**WHAT IS BEING ASKED**
Would you transcribe the whole listing exactly, minus its pictures?

(Saved entries)
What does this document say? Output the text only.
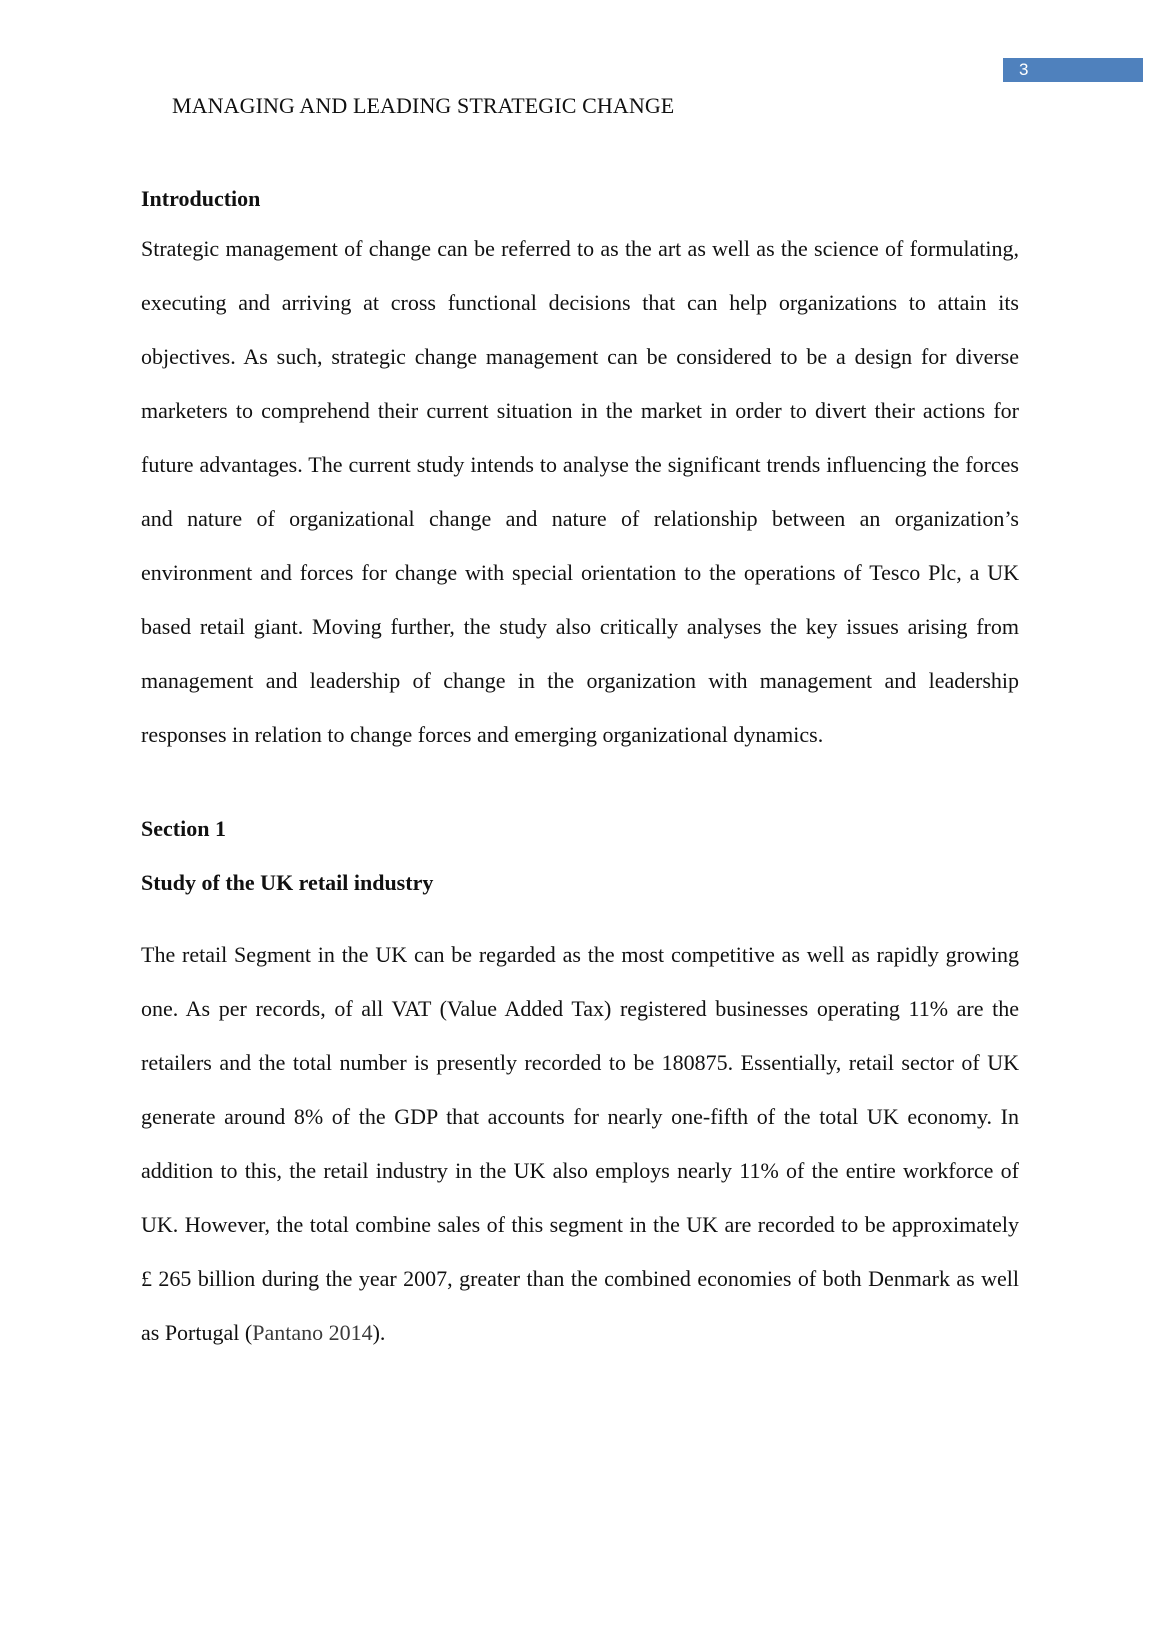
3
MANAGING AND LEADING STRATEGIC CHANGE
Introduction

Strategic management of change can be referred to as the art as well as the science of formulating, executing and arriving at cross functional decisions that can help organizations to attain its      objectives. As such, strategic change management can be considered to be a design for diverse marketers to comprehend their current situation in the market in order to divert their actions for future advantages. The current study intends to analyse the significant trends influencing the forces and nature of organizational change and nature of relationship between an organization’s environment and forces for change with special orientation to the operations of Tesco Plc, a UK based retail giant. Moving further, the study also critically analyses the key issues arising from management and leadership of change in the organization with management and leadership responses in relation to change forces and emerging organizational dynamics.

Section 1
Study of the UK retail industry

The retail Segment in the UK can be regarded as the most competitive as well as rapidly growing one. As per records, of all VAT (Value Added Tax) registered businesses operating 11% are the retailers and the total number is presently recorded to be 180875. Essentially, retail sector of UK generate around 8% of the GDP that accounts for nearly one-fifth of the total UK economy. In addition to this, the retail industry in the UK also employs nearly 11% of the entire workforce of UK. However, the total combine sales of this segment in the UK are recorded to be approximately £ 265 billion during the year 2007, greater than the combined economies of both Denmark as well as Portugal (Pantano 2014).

**EXPECTED ANSWER**
What does this document say? Output the text only.
3
MANAGING AND LEADING STRATEGIC CHANGE
Introduction

Strategic management of change can be referred to as the art as well as the science of formulating, executing and arriving at cross functional decisions that can help organizations to attain its      objectives. As such, strategic change management can be considered to be a design for diverse marketers to comprehend their current situation in the market in order to divert their actions for future advantages. The current study intends to analyse the significant trends influencing the forces and nature of organizational change and nature of relationship between an organization’s environment and forces for change with special orientation to the operations of Tesco Plc, a UK based retail giant. Moving further, the study also critically analyses the key issues arising from management and leadership of change in the organization with management and leadership responses in relation to change forces and emerging organizational dynamics.

Section 1
Study of the UK retail industry

The retail Segment in the UK can be regarded as the most competitive as well as rapidly growing one. As per records, of all VAT (Value Added Tax) registered businesses operating 11% are the retailers and the total number is presently recorded to be 180875. Essentially, retail sector of UK generate around 8% of the GDP that accounts for nearly one-fifth of the total UK economy. In addition to this, the retail industry in the UK also employs nearly 11% of the entire workforce of UK. However, the total combine sales of this segment in the UK are recorded to be approximately £ 265 billion during the year 2007, greater than the combined economies of both Denmark as well as Portugal (Pantano 2014).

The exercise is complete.